+++ DATA SHOWN

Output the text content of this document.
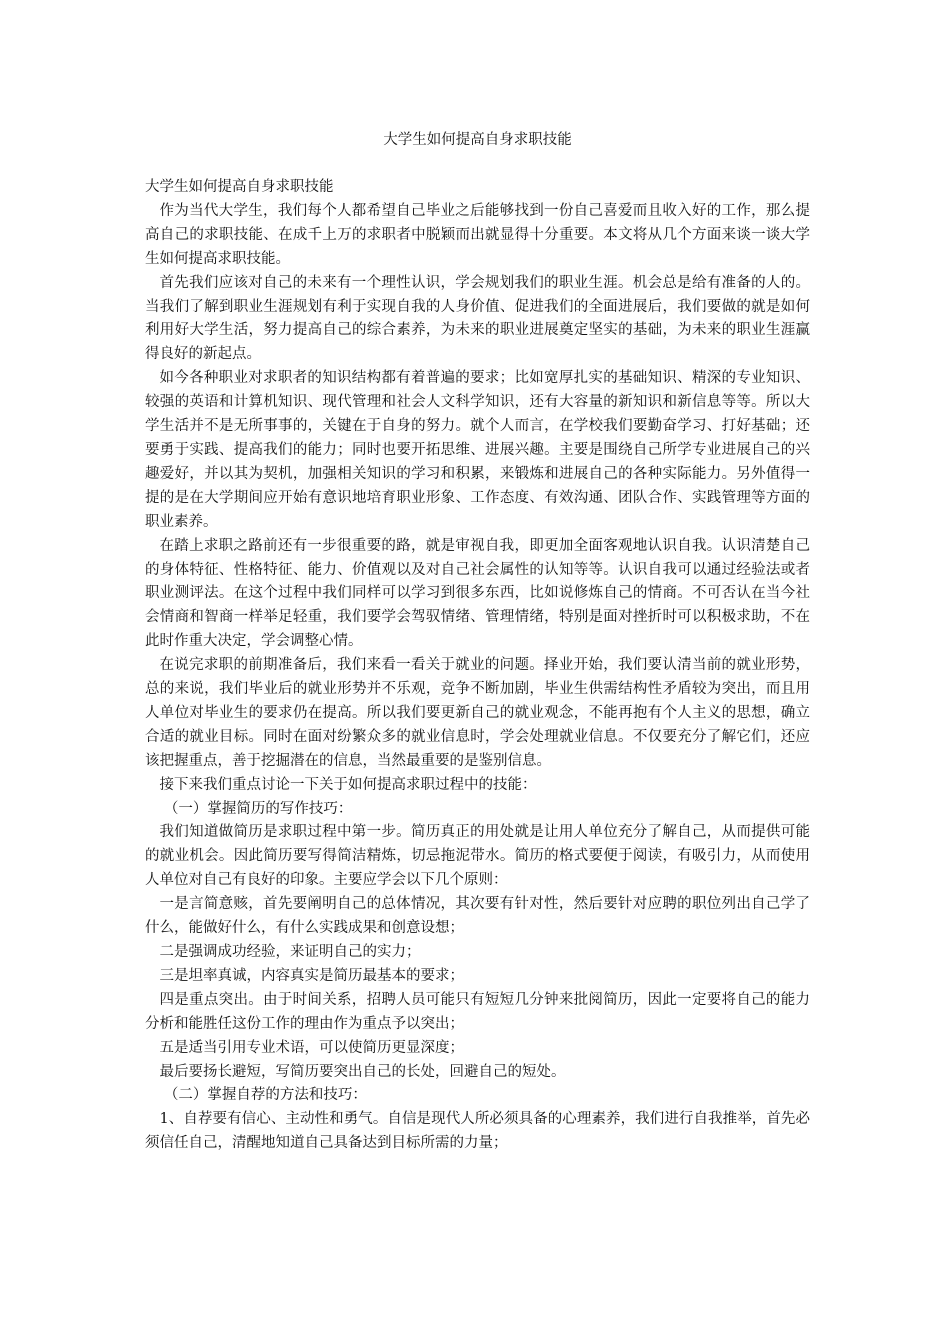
大学生如何提高自身求职技能

大学生如何提高自身求职技能

作为当代大学生，我们每个人都希望自己毕业之后能够找到一份自己喜爱而且收入好的工作，那么提高自己的求职技能、在成千上万的求职者中脱颖而出就显得十分重要。本文将从几个方面来谈一谈大学生如何提高求职技能。

首先我们应该对自己的未来有一个理性认识，学会规划我们的职业生涯。机会总是给有准备的人的。当我们了解到职业生涯规划有利于实现自我的人身价值、促进我们的全面进展后，我们要做的就是如何利用好大学生活，努力提高自己的综合素养，为未来的职业进展奠定坚实的基础，为未来的职业生涯赢得良好的新起点。

如今各种职业对求职者的知识结构都有着普遍的要求；比如宽厚扎实的基础知识、精深的专业知识、较强的英语和计算机知识、现代管理和社会人文科学知识，还有大容量的新知识和新信息等等。所以大学生活并不是无所事事的，关键在于自身的努力。就个人而言，在学校我们要勤奋学习、打好基础；还要勇于实践、提高我们的能力；同时也要开拓思维、进展兴趣。主要是围绕自己所学专业进展自己的兴趣爱好，并以其为契机，加强相关知识的学习和积累，来锻炼和进展自己的各种实际能力。另外值得一提的是在大学期间应开始有意识地培育职业形象、工作态度、有效沟通、团队合作、实践管理等方面的职业素养。

在踏上求职之路前还有一步很重要的路，就是审视自我，即更加全面客观地认识自我。认识清楚自己的身体特征、性格特征、能力、价值观以及对自己社会属性的认知等等。认识自我可以通过经验法或者职业测评法。在这个过程中我们同样可以学习到很多东西，比如说修炼自己的情商。不可否认在当今社会情商和智商一样举足轻重，我们要学会驾驭情绪、管理情绪，特别是面对挫折时可以积极求助，不在此时作重大决定，学会调整心情。

在说完求职的前期准备后，我们来看一看关于就业的问题。择业开始，我们要认清当前的就业形势，总的来说，我们毕业后的就业形势并不乐观，竞争不断加剧，毕业生供需结构性矛盾较为突出，而且用人单位对毕业生的要求仍在提高。所以我们要更新自己的就业观念，不能再抱有个人主义的思想，确立合适的就业目标。同时在面对纷繁众多的就业信息时，学会处理就业信息。不仅要充分了解它们，还应该把握重点，善于挖掘潜在的信息，当然最重要的是鉴别信息。

接下来我们重点讨论一下关于如何提高求职过程中的技能：

（一）掌握简历的写作技巧：

我们知道做简历是求职过程中第一步。简历真正的用处就是让用人单位充分了解自己，从而提供可能的就业机会。因此简历要写得简洁精炼，切忌拖泥带水。简历的格式要便于阅读，有吸引力，从而使用人单位对自己有良好的印象。主要应学会以下几个原则：

一是言简意赅，首先要阐明自己的总体情况，其次要有针对性，然后要针对应聘的职位列出自己学了什么，能做好什么，有什么实践成果和创意设想；

二是强调成功经验，来证明自己的实力；

三是坦率真诚，内容真实是简历最基本的要求；

四是重点突出。由于时间关系，招聘人员可能只有短短几分钟来批阅简历，因此一定要将自己的能力分析和能胜任这份工作的理由作为重点予以突出；

五是适当引用专业术语，可以使简历更显深度；

最后要扬长避短，写简历要突出自己的长处，回避自己的短处。

（二）掌握自荐的方法和技巧：

1、自荐要有信心、主动性和勇气。自信是现代人所必须具备的心理素养，我们进行自我推举，首先必须信任自己，清醒地知道自己具备达到目标所需的力量；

++++++

SHORT PROBLEM >> Restate every record exactly, please; do not copy the pictures.

SOLUTION TO THIS TASK >>
Output the text content of this document.
大学生如何提高自身求职技能

大学生如何提高自身求职技能

作为当代大学生，我们每个人都希望自己毕业之后能够找到一份自己喜爱而且收入好的工作，那么提高自己的求职技能、在成千上万的求职者中脱颖而出就显得十分重要。本文将从几个方面来谈一谈大学生如何提高求职技能。

首先我们应该对自己的未来有一个理性认识，学会规划我们的职业生涯。机会总是给有准备的人的。当我们了解到职业生涯规划有利于实现自我的人身价值、促进我们的全面进展后，我们要做的就是如何利用好大学生活，努力提高自己的综合素养，为未来的职业进展奠定坚实的基础，为未来的职业生涯赢得良好的新起点。

如今各种职业对求职者的知识结构都有着普遍的要求；比如宽厚扎实的基础知识、精深的专业知识、较强的英语和计算机知识、现代管理和社会人文科学知识，还有大容量的新知识和新信息等等。所以大学生活并不是无所事事的，关键在于自身的努力。就个人而言，在学校我们要勤奋学习、打好基础；还要勇于实践、提高我们的能力；同时也要开拓思维、进展兴趣。主要是围绕自己所学专业进展自己的兴趣爱好，并以其为契机，加强相关知识的学习和积累，来锻炼和进展自己的各种实际能力。另外值得一提的是在大学期间应开始有意识地培育职业形象、工作态度、有效沟通、团队合作、实践管理等方面的职业素养。

在踏上求职之路前还有一步很重要的路，就是审视自我，即更加全面客观地认识自我。认识清楚自己的身体特征、性格特征、能力、价值观以及对自己社会属性的认知等等。认识自我可以通过经验法或者职业测评法。在这个过程中我们同样可以学习到很多东西，比如说修炼自己的情商。不可否认在当今社会情商和智商一样举足轻重，我们要学会驾驭情绪、管理情绪，特别是面对挫折时可以积极求助，不在此时作重大决定，学会调整心情。

在说完求职的前期准备后，我们来看一看关于就业的问题。择业开始，我们要认清当前的就业形势，总的来说，我们毕业后的就业形势并不乐观，竞争不断加剧，毕业生供需结构性矛盾较为突出，而且用人单位对毕业生的要求仍在提高。所以我们要更新自己的就业观念，不能再抱有个人主义的思想，确立合适的就业目标。同时在面对纷繁众多的就业信息时，学会处理就业信息。不仅要充分了解它们，还应该把握重点，善于挖掘潜在的信息，当然最重要的是鉴别信息。

接下来我们重点讨论一下关于如何提高求职过程中的技能：

（一）掌握简历的写作技巧：

我们知道做简历是求职过程中第一步。简历真正的用处就是让用人单位充分了解自己，从而提供可能的就业机会。因此简历要写得简洁精炼，切忌拖泥带水。简历的格式要便于阅读，有吸引力，从而使用人单位对自己有良好的印象。主要应学会以下几个原则：

一是言简意赅，首先要阐明自己的总体情况，其次要有针对性，然后要针对应聘的职位列出自己学了什么，能做好什么，有什么实践成果和创意设想；

二是强调成功经验，来证明自己的实力；

三是坦率真诚，内容真实是简历最基本的要求；

四是重点突出。由于时间关系，招聘人员可能只有短短几分钟来批阅简历，因此一定要将自己的能力分析和能胜任这份工作的理由作为重点予以突出；

五是适当引用专业术语，可以使简历更显深度；

最后要扬长避短，写简历要突出自己的长处，回避自己的短处。

（二）掌握自荐的方法和技巧：

1、自荐要有信心、主动性和勇气。自信是现代人所必须具备的心理素养，我们进行自我推举，首先必须信任自己，清醒地知道自己具备达到目标所需的力量；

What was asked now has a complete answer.